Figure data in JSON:
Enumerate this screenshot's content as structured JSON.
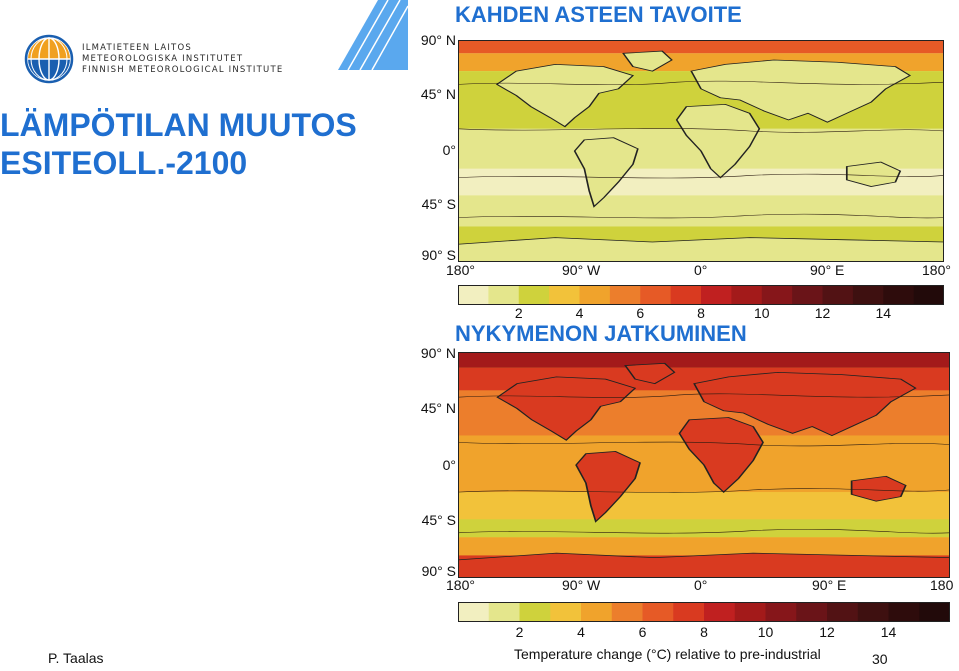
{
  "logo": {
    "lines": [
      "ILMATIETEEN LAITOS",
      "METEOROLOGISKA INSTITUTET",
      "FINNISH METEOROLOGICAL INSTITUTE"
    ],
    "icon": "fmi-logo-icon"
  },
  "slide": {
    "title_lines": [
      "LÄMPÖTILAN MUUTOS",
      "ESITEOLL.-2100"
    ],
    "author": "P. Taalas",
    "page_number": "30"
  },
  "colors": {
    "title_blue": "#1f6fd0",
    "accent_blue": "#5aa8ee"
  },
  "chart_data": [
    {
      "type": "heatmap",
      "title": "KAHDEN ASTEEN TAVOITE",
      "y_tick_labels": [
        "90° N",
        "45° N",
        "0°",
        "45° S",
        "90° S"
      ],
      "x_tick_labels": [
        "180°",
        "90° W",
        "0°",
        "90° E",
        "180°"
      ],
      "colorbar": {
        "tick_labels": [
          "2",
          "4",
          "6",
          "8",
          "10",
          "12",
          "14"
        ],
        "range": [
          0,
          16
        ],
        "step": 1,
        "colors": [
          "#f2efc0",
          "#e4e68c",
          "#cfd23c",
          "#f2c23a",
          "#f0a32c",
          "#ec7e2c",
          "#e65a26",
          "#d93a20",
          "#c02020",
          "#a31a1a",
          "#86161a",
          "#6a1418",
          "#521214",
          "#3e1010",
          "#2e0c0c",
          "#220a0a"
        ]
      }
    },
    {
      "type": "heatmap",
      "title": "NYKYMENON JATKUMINEN",
      "y_tick_labels": [
        "90° N",
        "45° N",
        "0°",
        "45° S",
        "90° S"
      ],
      "x_tick_labels": [
        "180°",
        "90° W",
        "0°",
        "90° E",
        "180"
      ],
      "colorbar": {
        "tick_labels": [
          "2",
          "4",
          "6",
          "8",
          "10",
          "12",
          "14"
        ],
        "label": "Temperature change (°C) relative to pre-industrial",
        "range": [
          0,
          16
        ],
        "step": 1,
        "colors": [
          "#f2efc0",
          "#e4e68c",
          "#cfd23c",
          "#f2c23a",
          "#f0a32c",
          "#ec7e2c",
          "#e65a26",
          "#d93a20",
          "#c02020",
          "#a31a1a",
          "#86161a",
          "#6a1418",
          "#521214",
          "#3e1010",
          "#2e0c0c",
          "#220a0a"
        ]
      }
    }
  ]
}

To be done: Pictures are excluded; output everything else in the data verbatim.

Solved exercise:
Enumerate this screenshot's content as structured JSON.
{
  "logo": {
    "lines": [
      "ILMATIETEEN LAITOS",
      "METEOROLOGISKA INSTITUTET",
      "FINNISH METEOROLOGICAL INSTITUTE"
    ],
    "icon": "fmi-logo-icon"
  },
  "slide": {
    "title_lines": [
      "LÄMPÖTILAN MUUTOS",
      "ESITEOLL.-2100"
    ],
    "author": "P. Taalas",
    "page_number": "30"
  },
  "colors": {
    "title_blue": "#1f6fd0",
    "accent_blue": "#5aa8ee"
  },
  "chart_data": [
    {
      "type": "heatmap",
      "title": "KAHDEN ASTEEN TAVOITE",
      "y_tick_labels": [
        "90° N",
        "45° N",
        "0°",
        "45° S",
        "90° S"
      ],
      "x_tick_labels": [
        "180°",
        "90° W",
        "0°",
        "90° E",
        "180°"
      ],
      "colorbar": {
        "tick_labels": [
          "2",
          "4",
          "6",
          "8",
          "10",
          "12",
          "14"
        ],
        "range": [
          0,
          16
        ],
        "step": 1,
        "colors": [
          "#f2efc0",
          "#e4e68c",
          "#cfd23c",
          "#f2c23a",
          "#f0a32c",
          "#ec7e2c",
          "#e65a26",
          "#d93a20",
          "#c02020",
          "#a31a1a",
          "#86161a",
          "#6a1418",
          "#521214",
          "#3e1010",
          "#2e0c0c",
          "#220a0a"
        ]
      }
    },
    {
      "type": "heatmap",
      "title": "NYKYMENON JATKUMINEN",
      "y_tick_labels": [
        "90° N",
        "45° N",
        "0°",
        "45° S",
        "90° S"
      ],
      "x_tick_labels": [
        "180°",
        "90° W",
        "0°",
        "90° E",
        "180"
      ],
      "colorbar": {
        "tick_labels": [
          "2",
          "4",
          "6",
          "8",
          "10",
          "12",
          "14"
        ],
        "label": "Temperature change (°C) relative to pre-industrial",
        "range": [
          0,
          16
        ],
        "step": 1,
        "colors": [
          "#f2efc0",
          "#e4e68c",
          "#cfd23c",
          "#f2c23a",
          "#f0a32c",
          "#ec7e2c",
          "#e65a26",
          "#d93a20",
          "#c02020",
          "#a31a1a",
          "#86161a",
          "#6a1418",
          "#521214",
          "#3e1010",
          "#2e0c0c",
          "#220a0a"
        ]
      }
    }
  ]
}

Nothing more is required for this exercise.